STATED PROBLEM
Say how many lines contain the string "vice". Give no other output.

ROWS
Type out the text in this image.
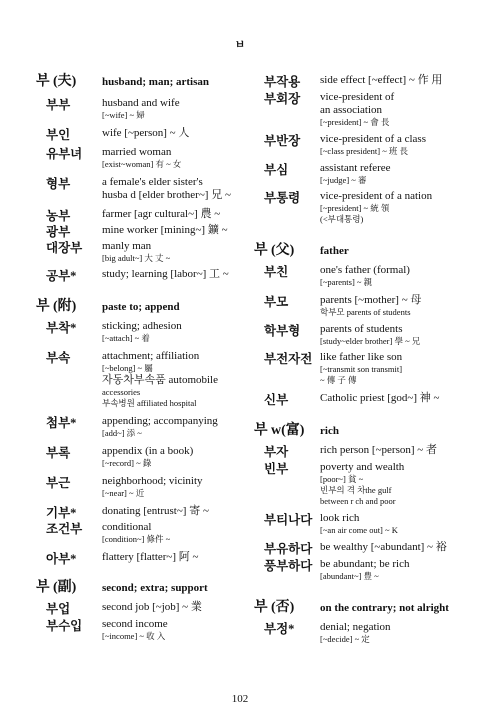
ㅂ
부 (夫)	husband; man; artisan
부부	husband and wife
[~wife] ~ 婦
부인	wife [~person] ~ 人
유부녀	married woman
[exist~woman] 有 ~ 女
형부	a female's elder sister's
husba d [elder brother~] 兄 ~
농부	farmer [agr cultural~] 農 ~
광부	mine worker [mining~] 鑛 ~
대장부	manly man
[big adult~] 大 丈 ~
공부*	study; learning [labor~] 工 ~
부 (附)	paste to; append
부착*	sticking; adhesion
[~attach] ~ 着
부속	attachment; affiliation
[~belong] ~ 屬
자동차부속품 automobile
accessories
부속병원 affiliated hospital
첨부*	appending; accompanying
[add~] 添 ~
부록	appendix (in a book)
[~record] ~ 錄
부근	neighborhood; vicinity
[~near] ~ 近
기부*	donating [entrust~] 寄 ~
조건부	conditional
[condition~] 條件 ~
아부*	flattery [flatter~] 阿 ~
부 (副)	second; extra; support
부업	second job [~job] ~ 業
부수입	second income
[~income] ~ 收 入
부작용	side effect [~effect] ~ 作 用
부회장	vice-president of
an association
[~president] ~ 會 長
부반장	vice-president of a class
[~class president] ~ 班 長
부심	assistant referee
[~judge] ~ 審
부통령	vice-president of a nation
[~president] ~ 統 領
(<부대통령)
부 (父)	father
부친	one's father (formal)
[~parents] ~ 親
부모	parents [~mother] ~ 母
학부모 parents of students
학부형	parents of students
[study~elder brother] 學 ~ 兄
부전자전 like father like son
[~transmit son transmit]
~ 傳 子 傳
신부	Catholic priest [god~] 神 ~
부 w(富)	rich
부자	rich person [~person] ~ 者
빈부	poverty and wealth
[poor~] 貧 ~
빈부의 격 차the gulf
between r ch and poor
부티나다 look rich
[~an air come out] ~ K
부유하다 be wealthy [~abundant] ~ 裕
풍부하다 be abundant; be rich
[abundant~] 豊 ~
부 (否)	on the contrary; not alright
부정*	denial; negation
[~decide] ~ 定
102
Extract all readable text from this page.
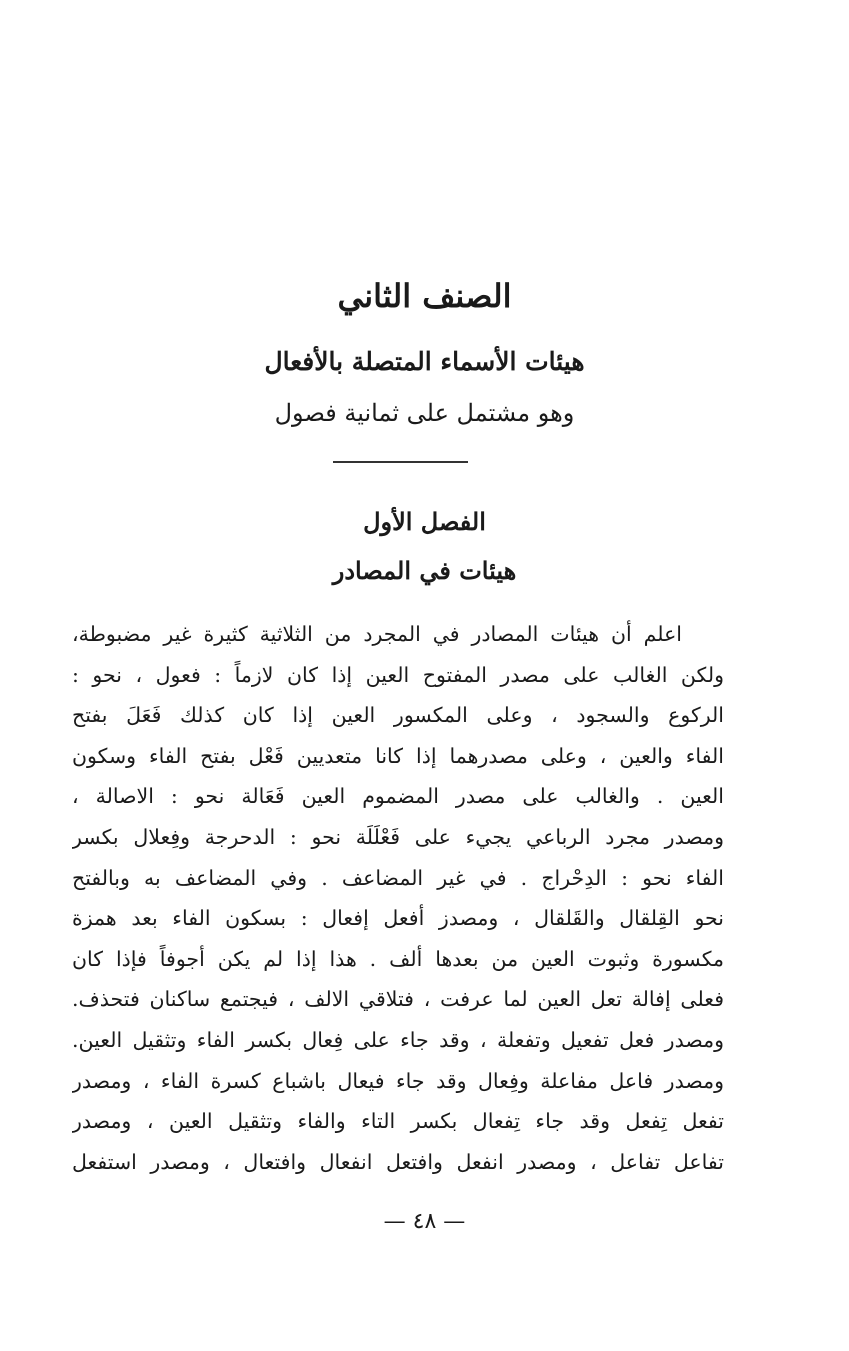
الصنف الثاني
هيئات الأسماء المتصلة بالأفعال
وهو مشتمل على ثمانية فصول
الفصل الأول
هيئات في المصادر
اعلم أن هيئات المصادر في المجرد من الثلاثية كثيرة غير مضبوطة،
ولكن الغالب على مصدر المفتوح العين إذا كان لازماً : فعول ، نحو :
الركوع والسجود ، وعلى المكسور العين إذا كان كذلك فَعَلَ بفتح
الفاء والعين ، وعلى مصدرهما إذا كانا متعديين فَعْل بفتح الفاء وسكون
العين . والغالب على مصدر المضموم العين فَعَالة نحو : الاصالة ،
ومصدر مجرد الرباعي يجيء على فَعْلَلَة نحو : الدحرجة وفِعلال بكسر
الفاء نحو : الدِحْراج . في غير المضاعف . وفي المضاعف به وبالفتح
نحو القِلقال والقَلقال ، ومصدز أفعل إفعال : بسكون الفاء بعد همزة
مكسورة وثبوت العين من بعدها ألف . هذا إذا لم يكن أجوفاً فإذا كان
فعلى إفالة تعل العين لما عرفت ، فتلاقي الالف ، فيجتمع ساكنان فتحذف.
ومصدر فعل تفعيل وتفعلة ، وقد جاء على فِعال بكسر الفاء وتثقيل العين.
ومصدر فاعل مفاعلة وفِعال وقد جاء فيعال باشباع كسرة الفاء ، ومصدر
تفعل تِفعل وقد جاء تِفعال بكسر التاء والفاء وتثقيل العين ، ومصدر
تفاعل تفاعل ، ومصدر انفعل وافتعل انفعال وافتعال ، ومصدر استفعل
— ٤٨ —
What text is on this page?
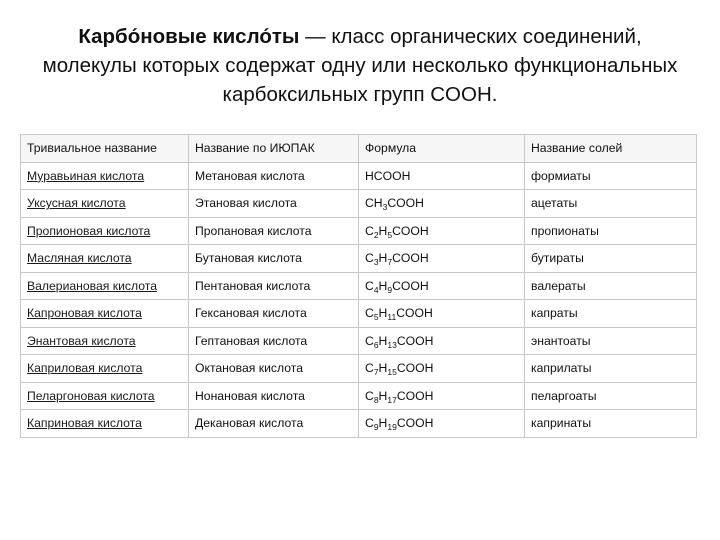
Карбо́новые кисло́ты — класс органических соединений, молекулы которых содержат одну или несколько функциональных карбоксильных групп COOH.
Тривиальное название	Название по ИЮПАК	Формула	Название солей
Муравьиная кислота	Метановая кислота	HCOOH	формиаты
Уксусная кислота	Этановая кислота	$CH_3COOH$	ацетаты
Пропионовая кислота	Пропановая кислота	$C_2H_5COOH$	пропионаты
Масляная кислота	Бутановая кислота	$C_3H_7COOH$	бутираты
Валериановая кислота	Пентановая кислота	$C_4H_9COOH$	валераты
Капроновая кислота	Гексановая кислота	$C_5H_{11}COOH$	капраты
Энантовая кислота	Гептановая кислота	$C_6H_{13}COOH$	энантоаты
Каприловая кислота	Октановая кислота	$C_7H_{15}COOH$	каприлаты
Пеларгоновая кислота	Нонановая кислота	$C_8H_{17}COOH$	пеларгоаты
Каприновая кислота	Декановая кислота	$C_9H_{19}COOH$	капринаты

REPLY
3